Find each line in the following listing that has the string "screenshot", then state the count and nothing else.

Start

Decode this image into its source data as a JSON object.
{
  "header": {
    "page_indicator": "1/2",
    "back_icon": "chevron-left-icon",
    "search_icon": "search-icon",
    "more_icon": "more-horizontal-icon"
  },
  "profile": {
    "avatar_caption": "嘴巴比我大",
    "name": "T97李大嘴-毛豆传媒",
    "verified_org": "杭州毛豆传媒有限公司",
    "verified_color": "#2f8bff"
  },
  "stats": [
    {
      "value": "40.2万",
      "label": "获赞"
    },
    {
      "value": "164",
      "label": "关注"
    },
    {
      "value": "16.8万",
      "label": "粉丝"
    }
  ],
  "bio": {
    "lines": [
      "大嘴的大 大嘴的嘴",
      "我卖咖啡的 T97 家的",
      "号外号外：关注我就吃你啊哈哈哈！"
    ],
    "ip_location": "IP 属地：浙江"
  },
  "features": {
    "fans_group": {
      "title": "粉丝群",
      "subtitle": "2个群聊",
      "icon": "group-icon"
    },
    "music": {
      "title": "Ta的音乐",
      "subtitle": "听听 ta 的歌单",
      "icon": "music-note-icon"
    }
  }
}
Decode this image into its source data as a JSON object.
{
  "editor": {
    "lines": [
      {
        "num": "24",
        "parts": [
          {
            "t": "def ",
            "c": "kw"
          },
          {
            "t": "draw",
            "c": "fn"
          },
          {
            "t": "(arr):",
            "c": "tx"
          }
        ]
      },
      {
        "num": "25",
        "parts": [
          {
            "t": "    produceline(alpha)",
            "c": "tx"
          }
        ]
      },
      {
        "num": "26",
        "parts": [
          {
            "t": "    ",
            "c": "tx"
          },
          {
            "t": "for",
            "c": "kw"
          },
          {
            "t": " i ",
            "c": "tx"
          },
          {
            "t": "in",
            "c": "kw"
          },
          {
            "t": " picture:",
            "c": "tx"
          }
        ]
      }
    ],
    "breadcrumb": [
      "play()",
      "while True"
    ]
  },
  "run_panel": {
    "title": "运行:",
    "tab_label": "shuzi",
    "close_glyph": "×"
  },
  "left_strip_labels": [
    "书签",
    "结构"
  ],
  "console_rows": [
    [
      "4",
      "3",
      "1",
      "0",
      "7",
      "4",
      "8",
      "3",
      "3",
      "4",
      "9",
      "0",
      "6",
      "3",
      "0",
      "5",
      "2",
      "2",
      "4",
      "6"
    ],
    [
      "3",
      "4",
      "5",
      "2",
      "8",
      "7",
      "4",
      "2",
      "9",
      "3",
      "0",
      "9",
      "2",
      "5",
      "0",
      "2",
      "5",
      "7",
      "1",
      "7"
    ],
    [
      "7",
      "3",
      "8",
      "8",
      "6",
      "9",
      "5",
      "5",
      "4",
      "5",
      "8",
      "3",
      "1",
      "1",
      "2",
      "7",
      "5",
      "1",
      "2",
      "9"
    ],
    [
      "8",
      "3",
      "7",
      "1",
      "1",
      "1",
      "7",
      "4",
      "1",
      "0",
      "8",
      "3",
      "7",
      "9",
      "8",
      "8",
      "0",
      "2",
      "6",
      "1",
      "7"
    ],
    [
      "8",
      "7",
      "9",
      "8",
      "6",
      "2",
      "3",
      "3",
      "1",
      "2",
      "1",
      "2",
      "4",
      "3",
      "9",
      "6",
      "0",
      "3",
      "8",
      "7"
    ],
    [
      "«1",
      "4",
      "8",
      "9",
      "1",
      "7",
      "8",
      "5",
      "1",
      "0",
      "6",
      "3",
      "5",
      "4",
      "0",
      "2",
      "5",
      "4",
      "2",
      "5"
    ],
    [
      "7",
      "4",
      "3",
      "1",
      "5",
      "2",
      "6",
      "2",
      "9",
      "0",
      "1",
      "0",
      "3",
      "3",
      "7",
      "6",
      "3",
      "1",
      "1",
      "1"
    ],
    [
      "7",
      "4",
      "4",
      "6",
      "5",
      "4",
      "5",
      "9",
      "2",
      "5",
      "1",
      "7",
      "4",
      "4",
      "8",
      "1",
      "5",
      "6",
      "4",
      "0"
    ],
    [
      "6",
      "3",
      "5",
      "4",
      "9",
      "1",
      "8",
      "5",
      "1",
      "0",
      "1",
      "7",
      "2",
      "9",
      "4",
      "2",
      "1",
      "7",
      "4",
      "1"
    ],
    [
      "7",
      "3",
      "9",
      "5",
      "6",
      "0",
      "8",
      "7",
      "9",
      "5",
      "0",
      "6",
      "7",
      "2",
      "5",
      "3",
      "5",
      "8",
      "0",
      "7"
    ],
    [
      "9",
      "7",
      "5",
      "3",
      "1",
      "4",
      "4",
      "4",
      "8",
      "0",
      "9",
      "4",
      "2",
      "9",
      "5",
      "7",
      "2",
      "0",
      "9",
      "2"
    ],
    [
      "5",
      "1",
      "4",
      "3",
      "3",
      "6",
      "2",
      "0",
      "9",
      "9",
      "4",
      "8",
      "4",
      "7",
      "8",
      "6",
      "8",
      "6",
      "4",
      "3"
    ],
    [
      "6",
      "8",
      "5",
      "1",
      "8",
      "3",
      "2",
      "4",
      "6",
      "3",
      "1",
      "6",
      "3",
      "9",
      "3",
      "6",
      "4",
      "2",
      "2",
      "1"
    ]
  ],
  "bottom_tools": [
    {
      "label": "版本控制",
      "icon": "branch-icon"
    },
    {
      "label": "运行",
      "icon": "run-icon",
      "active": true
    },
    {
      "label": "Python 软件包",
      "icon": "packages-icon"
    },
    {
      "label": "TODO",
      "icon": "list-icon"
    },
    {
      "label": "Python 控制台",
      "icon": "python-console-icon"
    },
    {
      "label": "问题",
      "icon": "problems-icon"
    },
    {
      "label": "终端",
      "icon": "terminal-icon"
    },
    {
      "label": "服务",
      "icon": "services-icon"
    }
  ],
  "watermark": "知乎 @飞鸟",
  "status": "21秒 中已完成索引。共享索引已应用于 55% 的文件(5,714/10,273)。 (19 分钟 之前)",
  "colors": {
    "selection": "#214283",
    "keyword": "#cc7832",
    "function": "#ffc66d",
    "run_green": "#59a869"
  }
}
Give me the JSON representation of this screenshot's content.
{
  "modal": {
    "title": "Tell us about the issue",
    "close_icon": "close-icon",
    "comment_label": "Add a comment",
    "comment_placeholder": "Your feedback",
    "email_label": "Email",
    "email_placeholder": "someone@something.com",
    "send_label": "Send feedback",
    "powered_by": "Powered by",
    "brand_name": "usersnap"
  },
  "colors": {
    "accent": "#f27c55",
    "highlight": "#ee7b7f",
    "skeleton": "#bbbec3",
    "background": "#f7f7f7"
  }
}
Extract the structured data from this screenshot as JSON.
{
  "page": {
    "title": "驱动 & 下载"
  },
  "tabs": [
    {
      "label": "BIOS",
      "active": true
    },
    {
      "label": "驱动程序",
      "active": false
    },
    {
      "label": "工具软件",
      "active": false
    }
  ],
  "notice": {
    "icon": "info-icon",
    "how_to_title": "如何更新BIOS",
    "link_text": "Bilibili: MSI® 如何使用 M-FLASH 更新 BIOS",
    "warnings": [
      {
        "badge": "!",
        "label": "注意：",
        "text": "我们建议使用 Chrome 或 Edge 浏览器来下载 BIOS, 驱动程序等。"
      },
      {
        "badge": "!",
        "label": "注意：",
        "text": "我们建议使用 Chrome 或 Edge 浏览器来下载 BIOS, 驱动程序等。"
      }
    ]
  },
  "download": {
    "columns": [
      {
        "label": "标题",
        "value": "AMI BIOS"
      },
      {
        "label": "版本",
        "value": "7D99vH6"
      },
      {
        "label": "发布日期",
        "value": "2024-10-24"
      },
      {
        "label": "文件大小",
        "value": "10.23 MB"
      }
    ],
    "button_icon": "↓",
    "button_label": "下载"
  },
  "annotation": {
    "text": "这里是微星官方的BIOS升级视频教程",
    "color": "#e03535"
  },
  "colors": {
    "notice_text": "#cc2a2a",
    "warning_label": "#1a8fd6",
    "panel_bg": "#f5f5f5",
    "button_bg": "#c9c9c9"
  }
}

End

## [Problem solution]
2